| Your instructions |
Transcribe word for word each line from the one containing "Parse this screenshot: output" to the final line of the data, both included. Skip the pictures.

= = = = =

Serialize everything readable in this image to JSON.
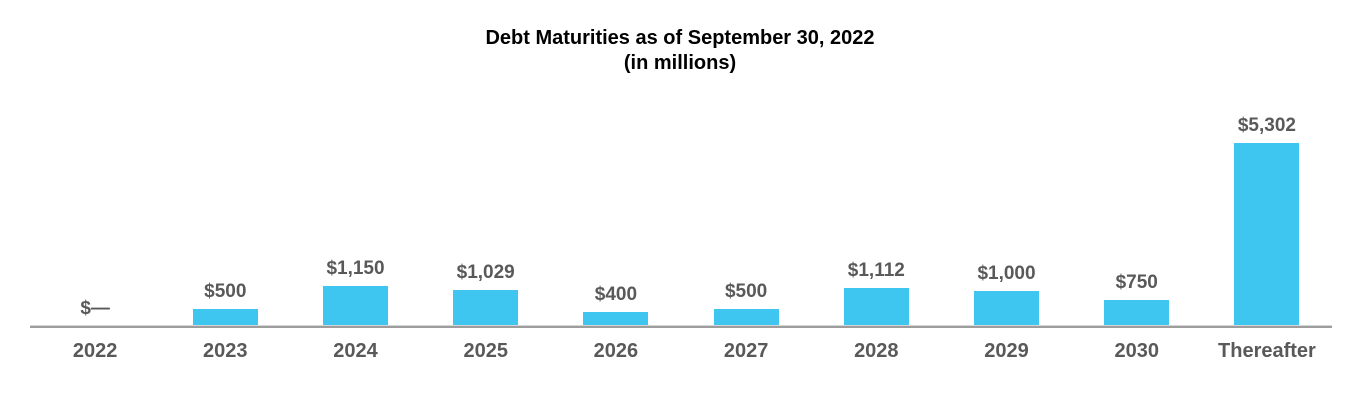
{
  "title": "Debt Maturities as of September 30, 2022",
  "subtitle": "(in millions)",
  "colors": {
    "bar": "#3FC6F0",
    "label_text": "#595959",
    "title_text": "#000000",
    "axis_line": "#9D9D9D",
    "background": "#FFFFFF"
  },
  "chart_data": {
    "type": "bar",
    "title": "Debt Maturities as of September 30, 2022",
    "subtitle": "(in millions)",
    "xlabel": "",
    "ylabel": "",
    "categories": [
      "2022",
      "2023",
      "2024",
      "2025",
      "2026",
      "2027",
      "2028",
      "2029",
      "2030",
      "Thereafter"
    ],
    "values": [
      0,
      500,
      1150,
      1029,
      400,
      500,
      1112,
      1000,
      750,
      5302
    ],
    "value_labels": [
      "$—",
      "$500",
      "$1,150",
      "$1,029",
      "$400",
      "$500",
      "$1,112",
      "$1,000",
      "$750",
      "$5,302"
    ],
    "ylim": [
      0,
      5302
    ],
    "grid": false,
    "legend": false,
    "bar_color": "#3FC6F0",
    "data_label_color": "#595959",
    "axis_label_color": "#595959"
  }
}
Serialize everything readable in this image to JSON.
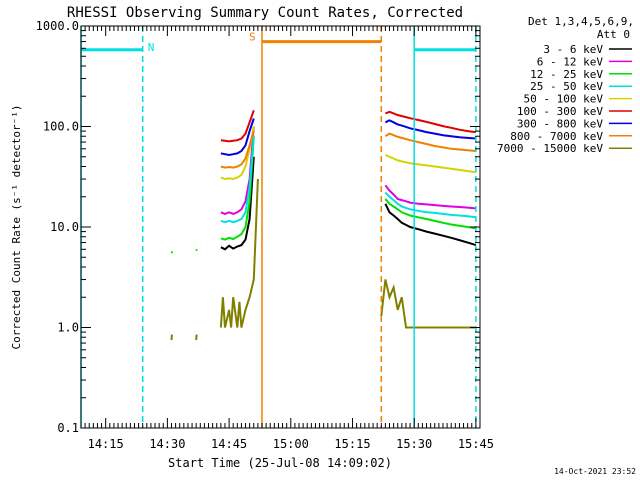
{
  "chart_data": {
    "type": "line",
    "title": "RHESSI Observing Summary Count Rates, Corrected",
    "xlabel": "Start Time (25-Jul-08 14:09:02)",
    "ylabel": "Corrected Count Rate (s⁻¹ detector⁻¹)",
    "yscale": "log",
    "ylim": [
      0.1,
      1000.0
    ],
    "xlim_minutes": [
      0,
      97
    ],
    "x_ticks": [
      {
        "label": "14:15",
        "value": 6
      },
      {
        "label": "14:30",
        "value": 21
      },
      {
        "label": "14:45",
        "value": 36
      },
      {
        "label": "15:00",
        "value": 51
      },
      {
        "label": "15:15",
        "value": 66
      },
      {
        "label": "15:30",
        "value": 81
      },
      {
        "label": "15:45",
        "value": 96
      }
    ],
    "y_ticks": [
      {
        "label": "0.1",
        "value": 0.1
      },
      {
        "label": "1.0",
        "value": 1.0
      },
      {
        "label": "10.0",
        "value": 10.0
      },
      {
        "label": "100.0",
        "value": 100.0
      },
      {
        "label": "1000.0",
        "value": 1000.0
      }
    ],
    "legend": {
      "placement": "top-right",
      "header": [
        "Det 1,3,4,5,6,9,",
        "Att 0"
      ]
    },
    "stamp": "14-Oct-2021 23:52",
    "flags": [
      {
        "label": "N",
        "color": "#00e0e0",
        "x_start": 0,
        "x_end": 15,
        "level": 580
      },
      {
        "label": "",
        "color": "#00e0e0",
        "x_start": 81,
        "x_end": 96,
        "level": 580
      },
      {
        "label": "S",
        "color": "#f08000",
        "x_start": 44,
        "x_end": 73,
        "level": 700
      }
    ],
    "vlines": [
      {
        "x": 0,
        "color": "#00e0e0",
        "style": "solid"
      },
      {
        "x": 15,
        "color": "#00e0e0",
        "style": "dashed"
      },
      {
        "x": 44,
        "color": "#f08000",
        "style": "solid"
      },
      {
        "x": 73,
        "color": "#f08000",
        "style": "dashed"
      },
      {
        "x": 81,
        "color": "#00e0e0",
        "style": "solid"
      },
      {
        "x": 96,
        "color": "#00e0e0",
        "style": "dashed"
      }
    ],
    "series": [
      {
        "name": "3 - 6 keV",
        "color": "#000000",
        "segments": [
          [
            [
              34,
              6.3
            ],
            [
              35,
              6.0
            ],
            [
              36,
              6.5
            ],
            [
              37,
              6.1
            ],
            [
              38,
              6.4
            ],
            [
              39,
              6.6
            ],
            [
              40,
              7.5
            ],
            [
              41,
              12
            ],
            [
              42,
              50
            ]
          ],
          [
            [
              74,
              17
            ],
            [
              75,
              14
            ],
            [
              76,
              13
            ],
            [
              77,
              12
            ],
            [
              78,
              11
            ],
            [
              79,
              10.5
            ],
            [
              80,
              10
            ],
            [
              82,
              9.5
            ],
            [
              84,
              9
            ],
            [
              86,
              8.6
            ],
            [
              88,
              8.2
            ],
            [
              90,
              7.8
            ],
            [
              92,
              7.4
            ],
            [
              94,
              7.0
            ],
            [
              96,
              6.6
            ]
          ]
        ]
      },
      {
        "name": "6 - 12 keV",
        "color": "#e000e0",
        "segments": [
          [
            [
              34,
              14
            ],
            [
              35,
              13.5
            ],
            [
              36,
              14
            ],
            [
              37,
              13.5
            ],
            [
              38,
              14
            ],
            [
              39,
              15
            ],
            [
              40,
              18
            ],
            [
              41,
              30
            ],
            [
              42,
              100
            ]
          ],
          [
            [
              74,
              26
            ],
            [
              75,
              23
            ],
            [
              76,
              21
            ],
            [
              77,
              19
            ],
            [
              78,
              18.5
            ],
            [
              79,
              18
            ],
            [
              80,
              17.5
            ],
            [
              82,
              17
            ],
            [
              84,
              16.8
            ],
            [
              86,
              16.5
            ],
            [
              88,
              16.2
            ],
            [
              90,
              16
            ],
            [
              92,
              15.8
            ],
            [
              94,
              15.6
            ],
            [
              96,
              15.3
            ]
          ]
        ]
      },
      {
        "name": "12 - 25 keV",
        "color": "#00e000",
        "segments": [
          [
            [
              22,
              5.5
            ],
            [
              22.2,
              5.7
            ]
          ],
          [
            [
              28,
              5.8
            ],
            [
              28.2,
              6.0
            ]
          ],
          [
            [
              34,
              7.7
            ],
            [
              35,
              7.5
            ],
            [
              36,
              7.8
            ],
            [
              37,
              7.6
            ],
            [
              38,
              8.0
            ],
            [
              39,
              8.5
            ],
            [
              40,
              10
            ],
            [
              41,
              18
            ],
            [
              42,
              80
            ]
          ],
          [
            [
              74,
              19
            ],
            [
              75,
              17
            ],
            [
              76,
              16
            ],
            [
              77,
              15
            ],
            [
              78,
              14
            ],
            [
              79,
              13.5
            ],
            [
              80,
              13
            ],
            [
              82,
              12.5
            ],
            [
              84,
              12
            ],
            [
              86,
              11.5
            ],
            [
              88,
              11
            ],
            [
              90,
              10.6
            ],
            [
              92,
              10.3
            ],
            [
              94,
              10.0
            ],
            [
              96,
              9.7
            ]
          ]
        ]
      },
      {
        "name": "25 - 50 keV",
        "color": "#00e0e0",
        "segments": [
          [
            [
              34,
              11.5
            ],
            [
              35,
              11.2
            ],
            [
              36,
              11.5
            ],
            [
              37,
              11.2
            ],
            [
              38,
              11.5
            ],
            [
              39,
              12
            ],
            [
              40,
              14
            ],
            [
              41,
              25
            ],
            [
              42,
              80
            ]
          ],
          [
            [
              74,
              22
            ],
            [
              75,
              20
            ],
            [
              76,
              18.5
            ],
            [
              77,
              17
            ],
            [
              78,
              16
            ],
            [
              79,
              15.5
            ],
            [
              80,
              15
            ],
            [
              82,
              14.5
            ],
            [
              84,
              14
            ],
            [
              86,
              13.8
            ],
            [
              88,
              13.5
            ],
            [
              90,
              13.2
            ],
            [
              92,
              13
            ],
            [
              94,
              12.8
            ],
            [
              96,
              12.5
            ]
          ]
        ]
      },
      {
        "name": "50 - 100 keV",
        "color": "#d4d400",
        "segments": [
          [
            [
              34,
              31
            ],
            [
              35,
              30
            ],
            [
              36,
              30.5
            ],
            [
              37,
              30
            ],
            [
              38,
              31
            ],
            [
              39,
              33
            ],
            [
              40,
              40
            ],
            [
              41,
              60
            ],
            [
              42,
              100
            ]
          ],
          [
            [
              74,
              52
            ],
            [
              75,
              50
            ],
            [
              76,
              48
            ],
            [
              77,
              46
            ],
            [
              78,
              45
            ],
            [
              79,
              44
            ],
            [
              80,
              43
            ],
            [
              82,
              42
            ],
            [
              84,
              41
            ],
            [
              86,
              40
            ],
            [
              88,
              39
            ],
            [
              90,
              38
            ],
            [
              92,
              37
            ],
            [
              94,
              36
            ],
            [
              96,
              35
            ]
          ]
        ]
      },
      {
        "name": "100 - 300 keV",
        "color": "#e00000",
        "segments": [
          [
            [
              34,
              73
            ],
            [
              35,
              72
            ],
            [
              36,
              71
            ],
            [
              37,
              72
            ],
            [
              38,
              73
            ],
            [
              39,
              76
            ],
            [
              40,
              85
            ],
            [
              41,
              110
            ],
            [
              42,
              145
            ]
          ],
          [
            [
              74,
              135
            ],
            [
              75,
              140
            ],
            [
              76,
              135
            ],
            [
              77,
              130
            ],
            [
              78,
              127
            ],
            [
              79,
              124
            ],
            [
              80,
              121
            ],
            [
              82,
              116
            ],
            [
              84,
              111
            ],
            [
              86,
              106
            ],
            [
              88,
              101
            ],
            [
              90,
              97
            ],
            [
              92,
              93
            ],
            [
              94,
              90
            ],
            [
              96,
              88
            ]
          ]
        ]
      },
      {
        "name": "300 - 800 keV",
        "color": "#0000e0",
        "segments": [
          [
            [
              34,
              54
            ],
            [
              35,
              53
            ],
            [
              36,
              52
            ],
            [
              37,
              53
            ],
            [
              38,
              54
            ],
            [
              39,
              57
            ],
            [
              40,
              65
            ],
            [
              41,
              90
            ],
            [
              42,
              120
            ]
          ],
          [
            [
              74,
              110
            ],
            [
              75,
              115
            ],
            [
              76,
              110
            ],
            [
              77,
              105
            ],
            [
              78,
              102
            ],
            [
              79,
              99
            ],
            [
              80,
              96
            ],
            [
              82,
              92
            ],
            [
              84,
              88
            ],
            [
              86,
              85
            ],
            [
              88,
              82
            ],
            [
              90,
              80
            ],
            [
              92,
              78
            ],
            [
              94,
              77
            ],
            [
              96,
              76
            ]
          ]
        ]
      },
      {
        "name": "800 - 7000 keV",
        "color": "#f08000",
        "segments": [
          [
            [
              34,
              40
            ],
            [
              35,
              39
            ],
            [
              36,
              39.5
            ],
            [
              37,
              39
            ],
            [
              38,
              40
            ],
            [
              39,
              42
            ],
            [
              40,
              48
            ],
            [
              41,
              65
            ],
            [
              42,
              90
            ]
          ],
          [
            [
              74,
              80
            ],
            [
              75,
              85
            ],
            [
              76,
              82
            ],
            [
              77,
              79
            ],
            [
              78,
              77
            ],
            [
              79,
              75
            ],
            [
              80,
              73
            ],
            [
              82,
              70
            ],
            [
              84,
              67
            ],
            [
              86,
              64
            ],
            [
              88,
              62
            ],
            [
              90,
              60
            ],
            [
              92,
              59
            ],
            [
              94,
              58
            ],
            [
              96,
              57
            ]
          ]
        ]
      },
      {
        "name": "7000 - 15000 keV",
        "color": "#808000",
        "segments": [
          [
            [
              22,
              0.75
            ],
            [
              22.1,
              0.85
            ]
          ],
          [
            [
              28,
              0.75
            ],
            [
              28.1,
              0.85
            ]
          ],
          [
            [
              34,
              1.0
            ],
            [
              34.5,
              2.0
            ],
            [
              35,
              1.0
            ],
            [
              36,
              1.5
            ],
            [
              36.5,
              1.0
            ],
            [
              37,
              2.0
            ],
            [
              38,
              1.0
            ],
            [
              38.5,
              1.8
            ],
            [
              39,
              1.0
            ],
            [
              40,
              1.5
            ],
            [
              41,
              2.0
            ],
            [
              42,
              3.0
            ],
            [
              43,
              30
            ]
          ],
          [
            [
              73,
              1.3
            ],
            [
              74,
              3.0
            ],
            [
              75,
              2.0
            ],
            [
              76,
              2.5
            ],
            [
              77,
              1.5
            ],
            [
              78,
              2.0
            ],
            [
              79,
              1.0
            ],
            [
              80,
              1.0
            ],
            [
              84,
              1.0
            ],
            [
              90,
              1.0
            ],
            [
              96,
              1.0
            ]
          ]
        ]
      }
    ]
  }
}
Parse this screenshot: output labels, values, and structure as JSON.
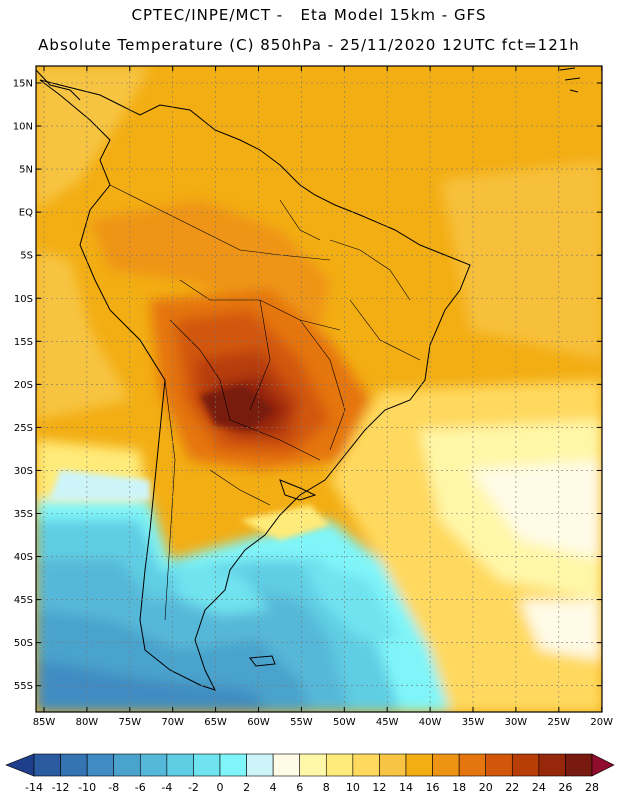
{
  "header": {
    "line1": "CPTEC/INPE/MCT -   Eta Model 15km - GFS",
    "line2": "Absolute Temperature (C) 850hPa - 25/11/2020 12UTC fct=121h"
  },
  "axes": {
    "lat_labels": [
      "15N",
      "10N",
      "5N",
      "EQ",
      "5S",
      "10S",
      "15S",
      "20S",
      "25S",
      "30S",
      "35S",
      "40S",
      "45S",
      "50S",
      "55S"
    ],
    "lon_labels": [
      "85W",
      "80W",
      "75W",
      "70W",
      "65W",
      "60W",
      "55W",
      "50W",
      "45W",
      "40W",
      "35W",
      "30W",
      "25W",
      "20W"
    ]
  },
  "colorbar": {
    "labels": [
      "-14",
      "-12",
      "-10",
      "-8",
      "-6",
      "-4",
      "-2",
      "0",
      "2",
      "4",
      "6",
      "8",
      "10",
      "12",
      "14",
      "16",
      "18",
      "20",
      "22",
      "24",
      "26",
      "28"
    ],
    "colors": [
      "#1f3f8c",
      "#2a5aa0",
      "#3574b3",
      "#3f8cc2",
      "#4aa3cc",
      "#56b8d8",
      "#5fcde3",
      "#6fe3ef",
      "#7ff5f9",
      "#cdf5f9",
      "#fffbe6",
      "#fff7a8",
      "#ffeb7a",
      "#ffd95e",
      "#f7c443",
      "#f3ae14",
      "#ee9414",
      "#e5750f",
      "#d2570b",
      "#b83e08",
      "#97270a",
      "#781a10",
      "#8f0c2c"
    ]
  },
  "colors": {
    "warm_base": "#f3ae14",
    "hot_core": "#781a10",
    "cold_south": "#56b8d8",
    "border": "#000000"
  }
}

= = = = =

| Task solution |
Parse this screenshot: output labels, values, and structure as JSON.
{
  "header": {
    "line1": "CPTEC/INPE/MCT -   Eta Model 15km - GFS",
    "line2": "Absolute Temperature (C) 850hPa - 25/11/2020 12UTC fct=121h"
  },
  "axes": {
    "lat_labels": [
      "15N",
      "10N",
      "5N",
      "EQ",
      "5S",
      "10S",
      "15S",
      "20S",
      "25S",
      "30S",
      "35S",
      "40S",
      "45S",
      "50S",
      "55S"
    ],
    "lon_labels": [
      "85W",
      "80W",
      "75W",
      "70W",
      "65W",
      "60W",
      "55W",
      "50W",
      "45W",
      "40W",
      "35W",
      "30W",
      "25W",
      "20W"
    ]
  },
  "colorbar": {
    "labels": [
      "-14",
      "-12",
      "-10",
      "-8",
      "-6",
      "-4",
      "-2",
      "0",
      "2",
      "4",
      "6",
      "8",
      "10",
      "12",
      "14",
      "16",
      "18",
      "20",
      "22",
      "24",
      "26",
      "28"
    ],
    "colors": [
      "#1f3f8c",
      "#2a5aa0",
      "#3574b3",
      "#3f8cc2",
      "#4aa3cc",
      "#56b8d8",
      "#5fcde3",
      "#6fe3ef",
      "#7ff5f9",
      "#cdf5f9",
      "#fffbe6",
      "#fff7a8",
      "#ffeb7a",
      "#ffd95e",
      "#f7c443",
      "#f3ae14",
      "#ee9414",
      "#e5750f",
      "#d2570b",
      "#b83e08",
      "#97270a",
      "#781a10",
      "#8f0c2c"
    ]
  },
  "colors": {
    "warm_base": "#f3ae14",
    "hot_core": "#781a10",
    "cold_south": "#56b8d8",
    "border": "#000000"
  }
}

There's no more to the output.